::: Supplied material

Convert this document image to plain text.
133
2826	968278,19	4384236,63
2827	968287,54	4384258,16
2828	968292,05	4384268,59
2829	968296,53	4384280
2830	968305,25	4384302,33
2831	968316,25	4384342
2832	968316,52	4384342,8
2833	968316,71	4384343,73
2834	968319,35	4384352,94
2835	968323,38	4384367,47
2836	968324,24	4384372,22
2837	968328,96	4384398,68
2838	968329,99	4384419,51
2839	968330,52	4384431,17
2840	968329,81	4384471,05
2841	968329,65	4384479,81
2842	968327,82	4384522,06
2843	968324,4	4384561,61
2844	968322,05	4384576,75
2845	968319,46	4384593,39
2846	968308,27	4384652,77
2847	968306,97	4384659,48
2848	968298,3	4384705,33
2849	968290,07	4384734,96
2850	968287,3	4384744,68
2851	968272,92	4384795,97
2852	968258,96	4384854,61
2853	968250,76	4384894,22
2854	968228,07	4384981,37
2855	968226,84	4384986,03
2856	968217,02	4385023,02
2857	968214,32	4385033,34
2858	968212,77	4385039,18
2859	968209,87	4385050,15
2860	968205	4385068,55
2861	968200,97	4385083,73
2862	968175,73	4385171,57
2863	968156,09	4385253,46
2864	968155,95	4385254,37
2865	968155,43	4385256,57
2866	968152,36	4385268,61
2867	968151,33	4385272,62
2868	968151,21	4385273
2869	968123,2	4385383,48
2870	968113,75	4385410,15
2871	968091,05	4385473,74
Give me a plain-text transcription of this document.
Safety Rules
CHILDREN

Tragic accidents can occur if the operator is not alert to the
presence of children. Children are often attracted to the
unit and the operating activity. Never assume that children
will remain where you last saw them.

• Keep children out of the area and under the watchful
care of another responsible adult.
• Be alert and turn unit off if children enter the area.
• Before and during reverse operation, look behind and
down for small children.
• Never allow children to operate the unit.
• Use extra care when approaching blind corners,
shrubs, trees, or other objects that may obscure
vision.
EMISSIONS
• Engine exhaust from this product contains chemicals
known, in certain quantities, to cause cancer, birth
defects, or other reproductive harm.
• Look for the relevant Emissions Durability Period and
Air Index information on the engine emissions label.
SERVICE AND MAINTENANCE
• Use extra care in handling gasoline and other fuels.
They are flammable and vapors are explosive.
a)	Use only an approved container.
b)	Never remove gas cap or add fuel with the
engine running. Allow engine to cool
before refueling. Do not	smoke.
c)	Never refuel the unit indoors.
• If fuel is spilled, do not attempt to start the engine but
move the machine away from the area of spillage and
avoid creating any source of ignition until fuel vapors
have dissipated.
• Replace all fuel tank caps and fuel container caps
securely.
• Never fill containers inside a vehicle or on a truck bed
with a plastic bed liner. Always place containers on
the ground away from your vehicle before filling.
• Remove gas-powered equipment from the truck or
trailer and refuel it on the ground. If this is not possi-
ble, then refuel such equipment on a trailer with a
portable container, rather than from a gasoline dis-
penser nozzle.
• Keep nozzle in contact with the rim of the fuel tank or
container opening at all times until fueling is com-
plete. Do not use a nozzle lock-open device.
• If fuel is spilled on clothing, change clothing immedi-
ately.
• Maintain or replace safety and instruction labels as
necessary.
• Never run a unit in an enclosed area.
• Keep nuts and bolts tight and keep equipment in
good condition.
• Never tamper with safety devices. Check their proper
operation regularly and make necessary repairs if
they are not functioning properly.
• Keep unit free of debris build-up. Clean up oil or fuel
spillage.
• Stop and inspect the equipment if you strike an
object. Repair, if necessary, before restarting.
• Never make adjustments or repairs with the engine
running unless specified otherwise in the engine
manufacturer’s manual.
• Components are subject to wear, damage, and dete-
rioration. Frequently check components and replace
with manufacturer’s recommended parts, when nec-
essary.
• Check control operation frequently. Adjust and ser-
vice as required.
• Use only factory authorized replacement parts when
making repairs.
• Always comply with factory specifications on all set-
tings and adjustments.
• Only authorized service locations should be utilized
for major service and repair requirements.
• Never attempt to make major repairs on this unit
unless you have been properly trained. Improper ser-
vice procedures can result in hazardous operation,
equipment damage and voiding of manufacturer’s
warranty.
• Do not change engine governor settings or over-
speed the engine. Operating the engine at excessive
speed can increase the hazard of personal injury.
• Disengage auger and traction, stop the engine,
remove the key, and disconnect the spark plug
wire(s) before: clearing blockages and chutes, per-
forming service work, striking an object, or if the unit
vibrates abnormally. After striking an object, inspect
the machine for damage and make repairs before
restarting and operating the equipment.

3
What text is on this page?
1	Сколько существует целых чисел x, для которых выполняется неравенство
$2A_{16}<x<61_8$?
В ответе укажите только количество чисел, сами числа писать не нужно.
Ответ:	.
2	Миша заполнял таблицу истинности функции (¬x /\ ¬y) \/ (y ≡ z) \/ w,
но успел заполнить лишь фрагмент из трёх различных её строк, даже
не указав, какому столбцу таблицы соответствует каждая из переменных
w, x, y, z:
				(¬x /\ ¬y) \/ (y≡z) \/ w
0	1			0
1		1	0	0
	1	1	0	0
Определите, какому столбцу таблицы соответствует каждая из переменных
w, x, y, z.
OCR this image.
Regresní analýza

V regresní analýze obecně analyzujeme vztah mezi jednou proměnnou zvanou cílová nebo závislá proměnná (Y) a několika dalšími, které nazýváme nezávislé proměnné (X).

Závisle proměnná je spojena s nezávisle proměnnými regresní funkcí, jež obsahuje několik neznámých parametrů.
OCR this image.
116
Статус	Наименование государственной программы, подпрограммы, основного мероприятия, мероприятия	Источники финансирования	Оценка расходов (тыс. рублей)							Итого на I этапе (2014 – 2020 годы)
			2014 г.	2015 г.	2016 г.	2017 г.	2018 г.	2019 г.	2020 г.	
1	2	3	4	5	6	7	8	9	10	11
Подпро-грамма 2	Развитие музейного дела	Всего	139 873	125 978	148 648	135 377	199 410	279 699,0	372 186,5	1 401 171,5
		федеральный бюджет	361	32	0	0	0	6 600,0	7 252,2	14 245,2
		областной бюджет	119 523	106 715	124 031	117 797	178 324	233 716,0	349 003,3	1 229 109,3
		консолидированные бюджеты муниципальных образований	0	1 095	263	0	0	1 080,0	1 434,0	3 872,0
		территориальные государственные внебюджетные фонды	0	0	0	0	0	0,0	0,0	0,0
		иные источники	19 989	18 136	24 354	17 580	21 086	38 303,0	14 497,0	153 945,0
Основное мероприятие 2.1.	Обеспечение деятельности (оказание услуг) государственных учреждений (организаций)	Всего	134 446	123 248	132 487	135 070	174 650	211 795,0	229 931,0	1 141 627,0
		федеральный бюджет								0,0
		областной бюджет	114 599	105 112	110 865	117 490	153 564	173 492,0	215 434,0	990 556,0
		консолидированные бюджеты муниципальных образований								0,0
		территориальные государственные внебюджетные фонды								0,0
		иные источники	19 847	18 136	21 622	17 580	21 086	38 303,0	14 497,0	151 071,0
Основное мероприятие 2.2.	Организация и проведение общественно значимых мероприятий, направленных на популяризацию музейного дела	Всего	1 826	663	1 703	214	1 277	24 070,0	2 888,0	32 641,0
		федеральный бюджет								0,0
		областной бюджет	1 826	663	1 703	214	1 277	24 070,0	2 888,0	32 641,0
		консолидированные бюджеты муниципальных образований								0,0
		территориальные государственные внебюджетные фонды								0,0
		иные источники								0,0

::::::

Exercise goal
Please set down the whole listing above without altering a single line.

Result for this exercise
Convert this document image to plain text.
133
2826	968278,19	4384236,63
2827	968287,54	4384258,16
2828	968292,05	4384268,59
2829	968296,53	4384280
2830	968305,25	4384302,33
2831	968316,25	4384342
2832	968316,52	4384342,8
2833	968316,71	4384343,73
2834	968319,35	4384352,94
2835	968323,38	4384367,47
2836	968324,24	4384372,22
2837	968328,96	4384398,68
2838	968329,99	4384419,51
2839	968330,52	4384431,17
2840	968329,81	4384471,05
2841	968329,65	4384479,81
2842	968327,82	4384522,06
2843	968324,4	4384561,61
2844	968322,05	4384576,75
2845	968319,46	4384593,39
2846	968308,27	4384652,77
2847	968306,97	4384659,48
2848	968298,3	4384705,33
2849	968290,07	4384734,96
2850	968287,3	4384744,68
2851	968272,92	4384795,97
2852	968258,96	4384854,61
2853	968250,76	4384894,22
2854	968228,07	4384981,37
2855	968226,84	4384986,03
2856	968217,02	4385023,02
2857	968214,32	4385033,34
2858	968212,77	4385039,18
2859	968209,87	4385050,15
2860	968205	4385068,55
2861	968200,97	4385083,73
2862	968175,73	4385171,57
2863	968156,09	4385253,46
2864	968155,95	4385254,37
2865	968155,43	4385256,57
2866	968152,36	4385268,61
2867	968151,33	4385272,62
2868	968151,21	4385273
2869	968123,2	4385383,48
2870	968113,75	4385410,15
2871	968091,05	4385473,74
Give me a plain-text transcription of this document.
Safety Rules
CHILDREN

Tragic accidents can occur if the operator is not alert to the
presence of children. Children are often attracted to the
unit and the operating activity. Never assume that children
will remain where you last saw them.

• Keep children out of the area and under the watchful
care of another responsible adult.
• Be alert and turn unit off if children enter the area.
• Before and during reverse operation, look behind and
down for small children.
• Never allow children to operate the unit.
• Use extra care when approaching blind corners,
shrubs, trees, or other objects that may obscure
vision.
EMISSIONS
• Engine exhaust from this product contains chemicals
known, in certain quantities, to cause cancer, birth
defects, or other reproductive harm.
• Look for the relevant Emissions Durability Period and
Air Index information on the engine emissions label.
SERVICE AND MAINTENANCE
• Use extra care in handling gasoline and other fuels.
They are flammable and vapors are explosive.
a)	Use only an approved container.
b)	Never remove gas cap or add fuel with the
engine running. Allow engine to cool
before refueling. Do not	smoke.
c)	Never refuel the unit indoors.
• If fuel is spilled, do not attempt to start the engine but
move the machine away from the area of spillage and
avoid creating any source of ignition until fuel vapors
have dissipated.
• Replace all fuel tank caps and fuel container caps
securely.
• Never fill containers inside a vehicle or on a truck bed
with a plastic bed liner. Always place containers on
the ground away from your vehicle before filling.
• Remove gas-powered equipment from the truck or
trailer and refuel it on the ground. If this is not possi-
ble, then refuel such equipment on a trailer with a
portable container, rather than from a gasoline dis-
penser nozzle.
• Keep nozzle in contact with the rim of the fuel tank or
container opening at all times until fueling is com-
plete. Do not use a nozzle lock-open device.
• If fuel is spilled on clothing, change clothing immedi-
ately.
• Maintain or replace safety and instruction labels as
necessary.
• Never run a unit in an enclosed area.
• Keep nuts and bolts tight and keep equipment in
good condition.
• Never tamper with safety devices. Check their proper
operation regularly and make necessary repairs if
they are not functioning properly.
• Keep unit free of debris build-up. Clean up oil or fuel
spillage.
• Stop and inspect the equipment if you strike an
object. Repair, if necessary, before restarting.
• Never make adjustments or repairs with the engine
running unless specified otherwise in the engine
manufacturer’s manual.
• Components are subject to wear, damage, and dete-
rioration. Frequently check components and replace
with manufacturer’s recommended parts, when nec-
essary.
• Check control operation frequently. Adjust and ser-
vice as required.
• Use only factory authorized replacement parts when
making repairs.
• Always comply with factory specifications on all set-
tings and adjustments.
• Only authorized service locations should be utilized
for major service and repair requirements.
• Never attempt to make major repairs on this unit
unless you have been properly trained. Improper ser-
vice procedures can result in hazardous operation,
equipment damage and voiding of manufacturer’s
warranty.
• Do not change engine governor settings or over-
speed the engine. Operating the engine at excessive
speed can increase the hazard of personal injury.
• Disengage auger and traction, stop the engine,
remove the key, and disconnect the spark plug
wire(s) before: clearing blockages and chutes, per-
forming service work, striking an object, or if the unit
vibrates abnormally. After striking an object, inspect
the machine for damage and make repairs before
restarting and operating the equipment.

3
What text is on this page?
1	Сколько существует целых чисел x, для которых выполняется неравенство
$2A_{16}<x<61_8$?
В ответе укажите только количество чисел, сами числа писать не нужно.
Ответ:	.
2	Миша заполнял таблицу истинности функции (¬x /\ ¬y) \/ (y ≡ z) \/ w,
но успел заполнить лишь фрагмент из трёх различных её строк, даже
не указав, какому столбцу таблицы соответствует каждая из переменных
w, x, y, z:
				(¬x /\ ¬y) \/ (y≡z) \/ w
0	1			0
1		1	0	0
	1	1	0	0
Определите, какому столбцу таблицы соответствует каждая из переменных
w, x, y, z.
OCR this image.
Regresní analýza

V regresní analýze obecně analyzujeme vztah mezi jednou proměnnou zvanou cílová nebo závislá proměnná (Y) a několika dalšími, které nazýváme nezávislé proměnné (X).

Závisle proměnná je spojena s nezávisle proměnnými regresní funkcí, jež obsahuje několik neznámých parametrů.
OCR this image.
116
Статус	Наименование государственной программы, подпрограммы, основного мероприятия, мероприятия	Источники финансирования	Оценка расходов (тыс. рублей)							Итого на I этапе (2014 – 2020 годы)
			2014 г.	2015 г.	2016 г.	2017 г.	2018 г.	2019 г.	2020 г.	
1	2	3	4	5	6	7	8	9	10	11
Подпро-грамма 2	Развитие музейного дела	Всего	139 873	125 978	148 648	135 377	199 410	279 699,0	372 186,5	1 401 171,5
		федеральный бюджет	361	32	0	0	0	6 600,0	7 252,2	14 245,2
		областной бюджет	119 523	106 715	124 031	117 797	178 324	233 716,0	349 003,3	1 229 109,3
		консолидированные бюджеты муниципальных образований	0	1 095	263	0	0	1 080,0	1 434,0	3 872,0
		территориальные государственные внебюджетные фонды	0	0	0	0	0	0,0	0,0	0,0
		иные источники	19 989	18 136	24 354	17 580	21 086	38 303,0	14 497,0	153 945,0
Основное мероприятие 2.1.	Обеспечение деятельности (оказание услуг) государственных учреждений (организаций)	Всего	134 446	123 248	132 487	135 070	174 650	211 795,0	229 931,0	1 141 627,0
		федеральный бюджет								0,0
		областной бюджет	114 599	105 112	110 865	117 490	153 564	173 492,0	215 434,0	990 556,0
		консолидированные бюджеты муниципальных образований								0,0
		территориальные государственные внебюджетные фонды								0,0
		иные источники	19 847	18 136	21 622	17 580	21 086	38 303,0	14 497,0	151 071,0
Основное мероприятие 2.2.	Организация и проведение общественно значимых мероприятий, направленных на популяризацию музейного дела	Всего	1 826	663	1 703	214	1 277	24 070,0	2 888,0	32 641,0
		федеральный бюджет								0,0
		областной бюджет	1 826	663	1 703	214	1 277	24 070,0	2 888,0	32 641,0
		консолидированные бюджеты муниципальных образований								0,0
		территориальные государственные внебюджетные фонды								0,0
		иные источники								0,0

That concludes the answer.